- _Task directions_
Reproduce all lines of the listing below in which the word "name" occurs.

- _Input data_
◆ ◆ ◆

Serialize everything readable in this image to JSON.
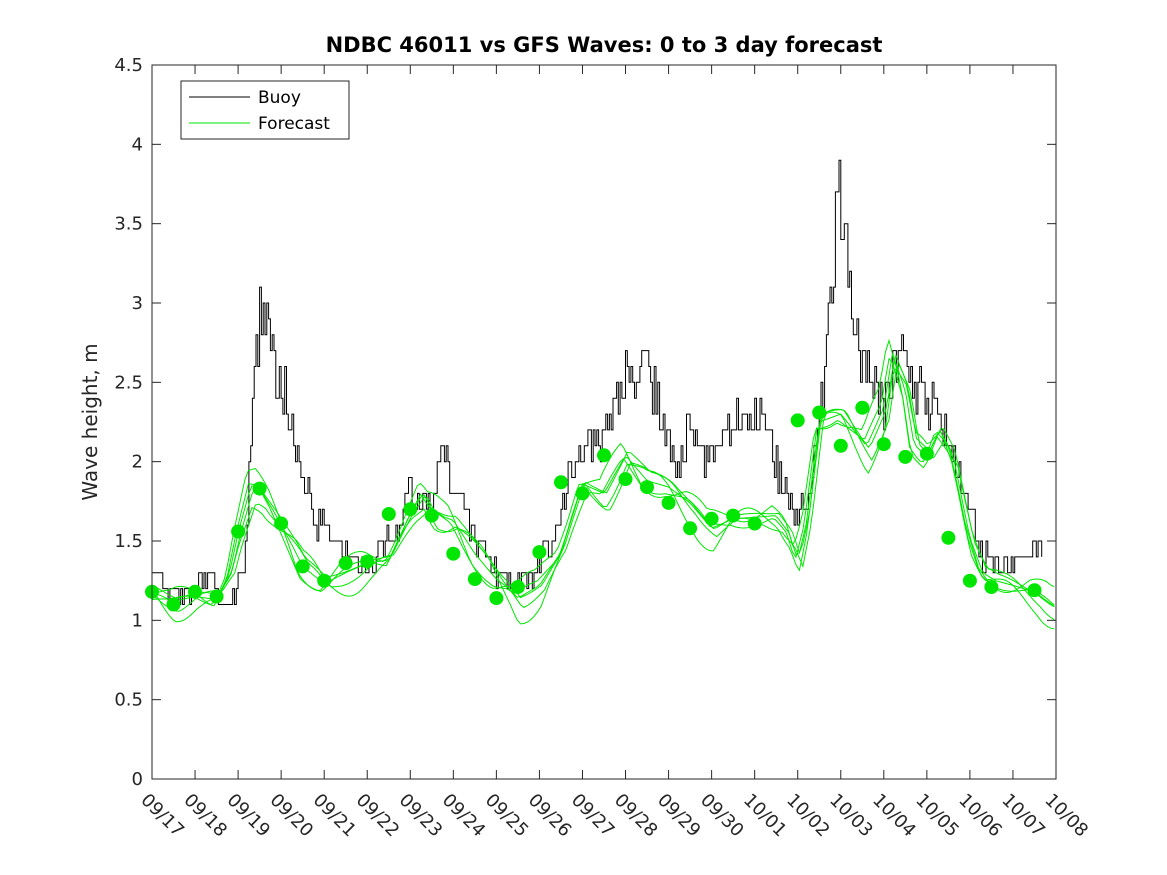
{
  "chart_data": {
    "type": "line",
    "title": "NDBC 46011 vs GFS Waves: 0 to 3 day forecast",
    "xlabel": "",
    "ylabel": "Wave height, m",
    "xlim": [
      0,
      21
    ],
    "ylim": [
      0,
      4.5
    ],
    "grid": false,
    "legend_location": "top-left",
    "y_ticks": [
      0,
      0.5,
      1,
      1.5,
      2,
      2.5,
      3,
      3.5,
      4,
      4.5
    ],
    "y_tick_labels": [
      "0",
      "0.5",
      "1",
      "1.5",
      "2",
      "2.5",
      "3",
      "3.5",
      "4",
      "4.5"
    ],
    "x_ticks": [
      0,
      1,
      2,
      3,
      4,
      5,
      6,
      7,
      8,
      9,
      10,
      11,
      12,
      13,
      14,
      15,
      16,
      17,
      18,
      19,
      20,
      21
    ],
    "x_tick_labels": [
      "09/17",
      "09/18",
      "09/19",
      "09/20",
      "09/21",
      "09/22",
      "09/23",
      "09/24",
      "09/25",
      "09/26",
      "09/27",
      "09/28",
      "09/29",
      "09/30",
      "10/01",
      "10/02",
      "10/03",
      "10/04",
      "10/05",
      "10/06",
      "10/07",
      "10/08"
    ],
    "colors": {
      "buoy": "#000000",
      "forecast": "#00e600",
      "marker": "#00e600",
      "axis": "#262626"
    },
    "series": [
      {
        "name": "Buoy",
        "x": [
          0,
          0.5,
          1,
          1.3,
          1.5,
          1.8,
          2.0,
          2.15,
          2.3,
          2.5,
          2.7,
          2.9,
          3.1,
          3.3,
          3.6,
          3.8,
          4.0,
          4.2,
          4.5,
          5.0,
          5.3,
          5.6,
          6.0,
          6.3,
          6.5,
          6.8,
          7.0,
          7.3,
          7.5,
          7.8,
          8.0,
          8.3,
          8.6,
          9.0,
          9.3,
          9.5,
          9.7,
          10.0,
          10.3,
          10.6,
          11.0,
          11.3,
          11.6,
          11.9,
          12.2,
          12.4,
          12.7,
          13.0,
          13.3,
          13.6,
          14.0,
          14.3,
          14.6,
          15.0,
          15.3,
          15.5,
          15.8,
          15.95,
          16.1,
          16.3,
          16.5,
          16.8,
          17.0,
          17.2,
          17.4,
          17.7,
          18.0,
          18.3,
          18.6,
          19.0,
          19.3,
          19.6,
          20.0,
          20.3,
          20.5,
          20.7
        ],
        "values": [
          1.3,
          1.15,
          1.2,
          1.3,
          1.2,
          1.05,
          1.25,
          1.4,
          2.2,
          2.9,
          2.8,
          2.5,
          2.4,
          2.1,
          1.8,
          1.6,
          1.6,
          1.5,
          1.4,
          1.35,
          1.45,
          1.5,
          1.8,
          1.7,
          1.75,
          2.1,
          1.8,
          1.7,
          1.5,
          1.4,
          1.3,
          1.25,
          1.2,
          1.35,
          1.5,
          1.7,
          1.9,
          2.1,
          2.1,
          2.3,
          2.5,
          2.6,
          2.5,
          2.2,
          2.0,
          2.2,
          2.1,
          2.0,
          2.15,
          2.3,
          2.3,
          2.15,
          1.9,
          1.65,
          1.8,
          2.2,
          3.2,
          3.7,
          3.5,
          2.8,
          2.6,
          2.5,
          2.3,
          2.55,
          2.7,
          2.5,
          2.4,
          2.3,
          2.1,
          1.7,
          1.4,
          1.35,
          1.35,
          1.4,
          1.45,
          1.4
        ]
      },
      {
        "name": "Forecast",
        "x": [
          0,
          0.5,
          1.0,
          1.5,
          1.8,
          2.0,
          2.3,
          2.5,
          2.8,
          3.0,
          3.3,
          3.5,
          4.0,
          4.5,
          5.0,
          5.5,
          6.0,
          6.3,
          6.5,
          6.8,
          7.0,
          7.5,
          8.0,
          8.3,
          8.5,
          9.0,
          9.5,
          10.0,
          10.5,
          11.0,
          11.5,
          12.0,
          12.5,
          13.0,
          13.5,
          14.0,
          14.5,
          14.8,
          15.0,
          15.2,
          15.5,
          16.0,
          16.3,
          16.6,
          17.0,
          17.2,
          17.5,
          17.7,
          18.0,
          18.3,
          18.6,
          19.0,
          19.3,
          19.6,
          20.0,
          20.5,
          21.0
        ],
        "values": [
          1.18,
          1.12,
          1.15,
          1.13,
          1.3,
          1.55,
          1.85,
          1.83,
          1.7,
          1.6,
          1.45,
          1.34,
          1.23,
          1.3,
          1.36,
          1.38,
          1.67,
          1.8,
          1.7,
          1.65,
          1.63,
          1.42,
          1.26,
          1.2,
          1.14,
          1.22,
          1.43,
          1.86,
          1.8,
          2.04,
          1.88,
          1.84,
          1.74,
          1.58,
          1.64,
          1.65,
          1.66,
          1.55,
          1.38,
          1.61,
          2.25,
          2.3,
          2.2,
          2.1,
          2.34,
          2.68,
          2.45,
          2.11,
          2.03,
          2.2,
          2.05,
          1.52,
          1.3,
          1.25,
          1.22,
          1.18,
          1.08
        ]
      }
    ],
    "markers": {
      "name": "Forecast markers",
      "x": [
        0,
        0.5,
        1.0,
        1.5,
        2.0,
        2.5,
        3.0,
        3.5,
        4.0,
        4.5,
        5.0,
        5.5,
        6.0,
        6.5,
        7.0,
        7.5,
        8.0,
        8.5,
        9.0,
        9.5,
        10.0,
        10.5,
        11.0,
        11.5,
        12.0,
        12.5,
        13.0,
        13.5,
        14.0,
        15.0,
        15.5,
        16.0,
        16.5,
        17.0,
        17.5,
        18.0,
        18.5,
        19.0,
        19.5,
        20.5
      ],
      "values": [
        1.18,
        1.1,
        1.18,
        1.15,
        1.56,
        1.83,
        1.61,
        1.34,
        1.25,
        1.36,
        1.37,
        1.67,
        1.7,
        1.66,
        1.42,
        1.26,
        1.14,
        1.21,
        1.43,
        1.87,
        1.8,
        2.04,
        1.89,
        1.84,
        1.74,
        1.58,
        1.64,
        1.66,
        1.61,
        2.26,
        2.31,
        2.1,
        2.34,
        2.11,
        2.03,
        2.05,
        1.52,
        1.25,
        1.21,
        1.19
      ]
    }
  }
}
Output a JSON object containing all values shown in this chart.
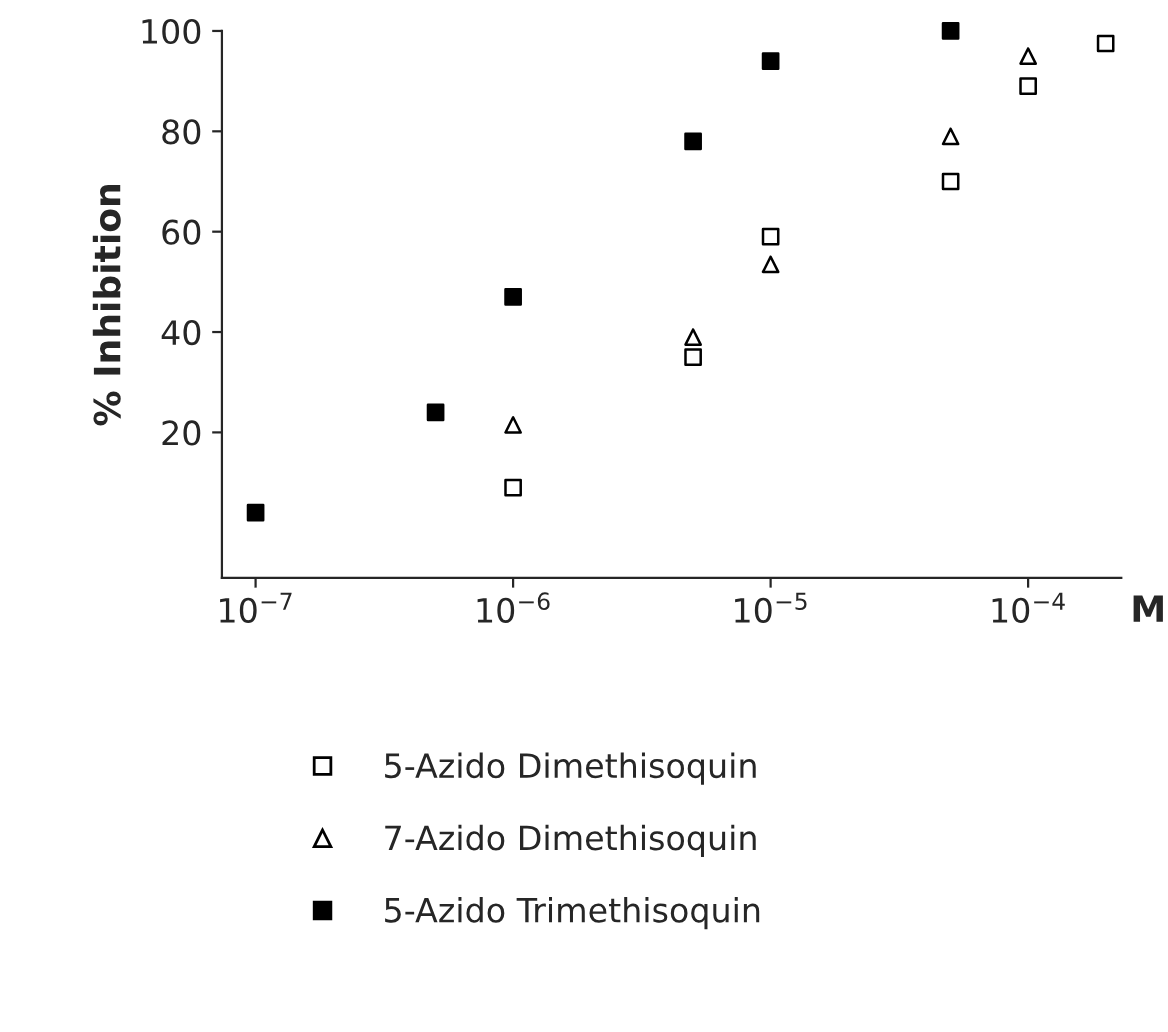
{
  "chart_data": {
    "type": "scatter",
    "xlabel": "M",
    "ylabel": "% Inhibition",
    "log": "x",
    "xlim": [
      7.4e-08,
      0.00023
    ],
    "xticks": [
      {
        "value": 1e-07,
        "label": "10$^{−7}$"
      },
      {
        "value": 1e-06,
        "label": "10$^{−6}$"
      },
      {
        "value": 1e-05,
        "label": "10$^{−5}$"
      },
      {
        "value": 0.0001,
        "label": "10$^{−4}$"
      }
    ],
    "ylim": [
      -9,
      100
    ],
    "yticks": [
      20,
      40,
      60,
      80,
      100
    ],
    "grid": false,
    "legend": "bottom",
    "series": [
      {
        "name": "5-Azido Dimethisoquin",
        "color": "#000000",
        "marker": "square",
        "x": [
          1e-06,
          5e-06,
          1e-05,
          5e-05,
          0.0001,
          0.0002
        ],
        "values": [
          9,
          35,
          59,
          70,
          89,
          97.5
        ]
      },
      {
        "name": "7-Azido Dimethisoquin",
        "color": "#000000",
        "marker": "triangle",
        "x": [
          1e-06,
          5e-06,
          1e-05,
          5e-05,
          0.0001
        ],
        "values": [
          21.5,
          39,
          53.5,
          79,
          95
        ]
      },
      {
        "name": "5-Azido Trimethisoquin",
        "color": "#000000",
        "marker": "square",
        "x": [
          1e-07,
          5e-07,
          1e-06,
          5e-06,
          1e-05,
          5e-05
        ],
        "values": [
          4,
          24,
          47,
          78,
          94,
          100
        ]
      }
    ]
  }
}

◆ ◆ ◆

- _Exercise result_
        "name": "Buoy",
        "name": "Forecast",
      "name": "Forecast markers",
        "name": "5-Azido Dimethisoquin",
        "name": "7-Azido Dimethisoquin",
        "name": "5-Azido Trimethisoquin",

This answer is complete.